Review the listing and copy each line that holds the word "text".

The records:
►
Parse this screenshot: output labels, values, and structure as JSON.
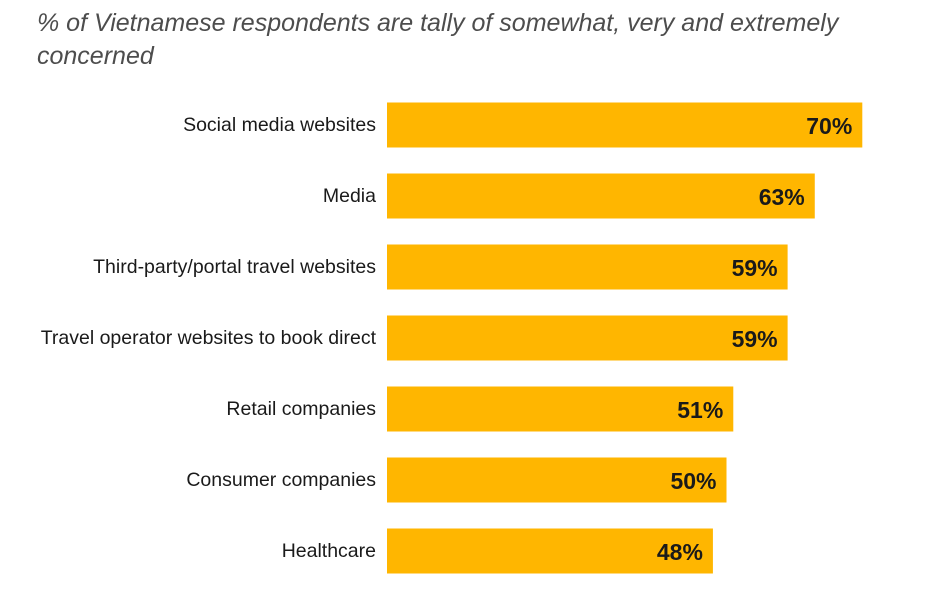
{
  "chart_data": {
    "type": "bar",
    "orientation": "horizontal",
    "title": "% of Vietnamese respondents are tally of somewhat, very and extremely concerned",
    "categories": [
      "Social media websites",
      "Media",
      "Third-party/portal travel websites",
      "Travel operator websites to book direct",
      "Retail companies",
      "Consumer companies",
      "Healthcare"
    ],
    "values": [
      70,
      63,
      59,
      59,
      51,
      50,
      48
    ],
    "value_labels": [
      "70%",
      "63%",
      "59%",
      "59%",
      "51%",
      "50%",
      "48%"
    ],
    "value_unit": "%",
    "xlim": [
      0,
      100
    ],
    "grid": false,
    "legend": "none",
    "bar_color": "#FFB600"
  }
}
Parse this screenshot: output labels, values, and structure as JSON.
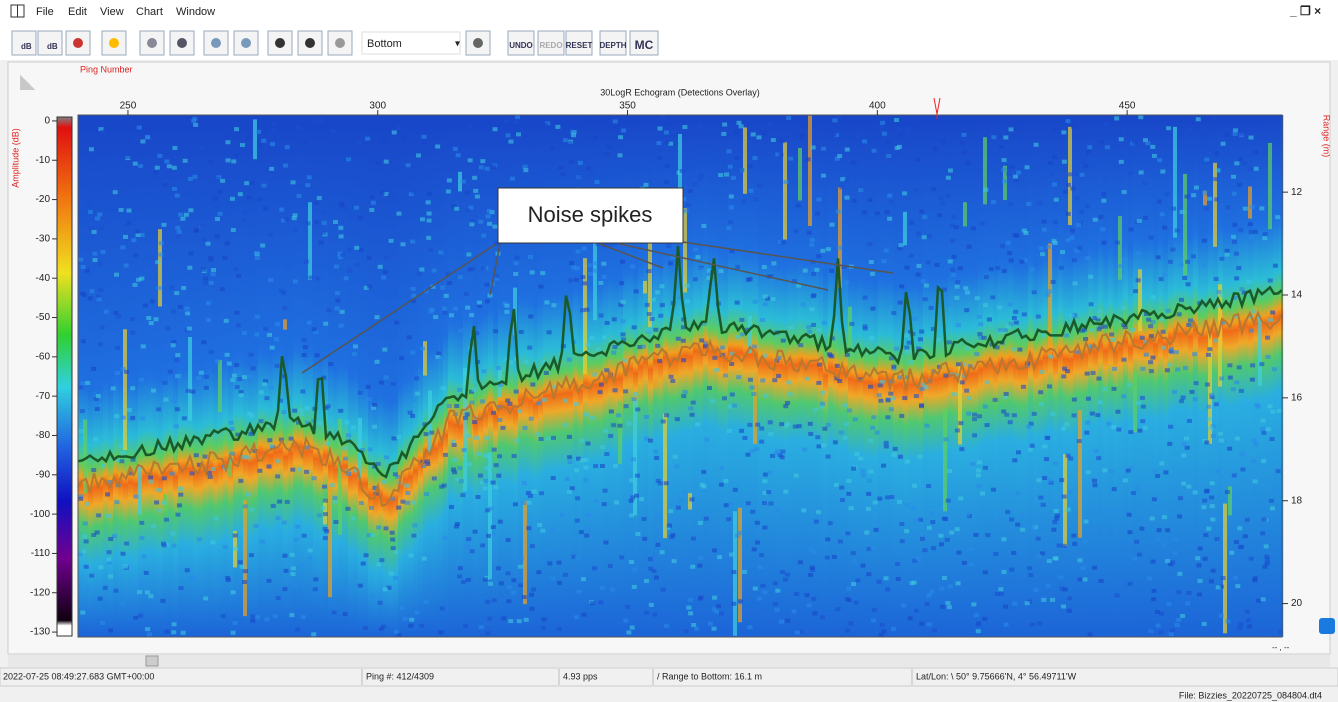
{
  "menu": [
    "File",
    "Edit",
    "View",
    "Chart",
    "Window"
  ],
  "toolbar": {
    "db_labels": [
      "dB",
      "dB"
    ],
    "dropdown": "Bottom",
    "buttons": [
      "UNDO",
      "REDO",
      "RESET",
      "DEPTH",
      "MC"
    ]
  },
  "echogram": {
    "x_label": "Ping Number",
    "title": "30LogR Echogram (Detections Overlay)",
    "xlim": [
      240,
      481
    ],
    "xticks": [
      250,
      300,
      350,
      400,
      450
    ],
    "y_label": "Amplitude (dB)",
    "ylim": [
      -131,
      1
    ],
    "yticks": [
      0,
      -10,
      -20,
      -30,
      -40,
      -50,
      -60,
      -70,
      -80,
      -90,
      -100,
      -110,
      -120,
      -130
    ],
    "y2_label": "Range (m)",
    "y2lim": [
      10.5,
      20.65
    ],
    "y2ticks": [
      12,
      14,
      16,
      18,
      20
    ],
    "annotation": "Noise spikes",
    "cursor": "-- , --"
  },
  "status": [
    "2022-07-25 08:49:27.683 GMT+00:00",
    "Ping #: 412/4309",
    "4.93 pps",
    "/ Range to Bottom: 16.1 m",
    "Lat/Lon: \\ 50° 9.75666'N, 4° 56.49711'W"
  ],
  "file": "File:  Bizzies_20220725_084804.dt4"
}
◄
►
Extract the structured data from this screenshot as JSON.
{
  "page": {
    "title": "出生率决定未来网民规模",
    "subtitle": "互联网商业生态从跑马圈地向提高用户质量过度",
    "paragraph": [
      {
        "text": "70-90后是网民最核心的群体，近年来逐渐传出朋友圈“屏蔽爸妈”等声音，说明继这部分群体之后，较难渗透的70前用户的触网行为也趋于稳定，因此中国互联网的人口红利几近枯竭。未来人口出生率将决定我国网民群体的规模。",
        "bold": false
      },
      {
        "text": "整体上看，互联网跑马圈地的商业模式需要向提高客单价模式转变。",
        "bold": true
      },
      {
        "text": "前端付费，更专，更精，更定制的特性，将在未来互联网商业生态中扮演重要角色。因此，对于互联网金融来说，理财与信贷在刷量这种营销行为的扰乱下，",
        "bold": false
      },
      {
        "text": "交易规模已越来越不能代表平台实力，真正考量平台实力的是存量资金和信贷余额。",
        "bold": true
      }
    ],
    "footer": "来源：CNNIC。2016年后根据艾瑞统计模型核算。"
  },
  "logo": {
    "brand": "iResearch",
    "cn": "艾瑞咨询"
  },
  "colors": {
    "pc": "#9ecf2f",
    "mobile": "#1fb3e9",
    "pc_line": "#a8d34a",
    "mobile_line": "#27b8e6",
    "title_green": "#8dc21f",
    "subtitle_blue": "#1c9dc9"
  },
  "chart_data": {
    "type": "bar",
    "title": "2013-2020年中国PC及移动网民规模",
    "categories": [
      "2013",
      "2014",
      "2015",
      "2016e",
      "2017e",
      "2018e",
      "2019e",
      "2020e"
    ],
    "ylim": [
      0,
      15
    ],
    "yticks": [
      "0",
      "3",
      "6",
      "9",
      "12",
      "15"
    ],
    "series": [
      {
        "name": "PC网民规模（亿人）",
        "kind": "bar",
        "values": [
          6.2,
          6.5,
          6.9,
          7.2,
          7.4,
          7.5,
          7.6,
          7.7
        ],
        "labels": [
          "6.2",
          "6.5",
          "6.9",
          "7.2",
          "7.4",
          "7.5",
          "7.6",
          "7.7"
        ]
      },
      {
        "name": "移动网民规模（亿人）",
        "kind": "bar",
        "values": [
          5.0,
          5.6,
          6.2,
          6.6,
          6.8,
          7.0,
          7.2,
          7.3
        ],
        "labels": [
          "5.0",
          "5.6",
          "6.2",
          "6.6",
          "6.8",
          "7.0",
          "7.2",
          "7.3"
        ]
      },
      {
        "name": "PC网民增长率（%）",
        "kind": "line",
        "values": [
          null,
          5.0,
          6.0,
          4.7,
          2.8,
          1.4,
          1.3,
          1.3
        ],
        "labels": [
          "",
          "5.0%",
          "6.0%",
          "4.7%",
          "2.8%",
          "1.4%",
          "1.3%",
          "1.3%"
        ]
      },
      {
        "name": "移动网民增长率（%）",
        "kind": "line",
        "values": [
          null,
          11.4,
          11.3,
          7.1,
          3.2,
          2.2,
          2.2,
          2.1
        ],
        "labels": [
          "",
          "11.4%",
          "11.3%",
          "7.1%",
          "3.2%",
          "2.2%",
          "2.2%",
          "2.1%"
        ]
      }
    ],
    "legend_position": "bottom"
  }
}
◄
Exercise answer:
        "text": "70-90后是网民最核心的群体，近年来逐渐传出朋友圈“屏蔽爸妈”等声音，说明继这部分群体之后，较难渗透的70前用户的触网行为也趋于稳定，因此中国互联网的人口红利几近枯竭。未来人口出生率将决定我国网民群体的规模。",
        "text": "整体上看，互联网跑马圈地的商业模式需要向提高客单价模式转变。",
        "text": "前端付费，更专，更精，更定制的特性，将在未来互联网商业生态中扮演重要角色。因此，对于互联网金融来说，理财与信贷在刷量这种营销行为的扰乱下，",
        "text": "交易规模已越来越不能代表平台实力，真正考量平台实力的是存量资金和信贷余额。",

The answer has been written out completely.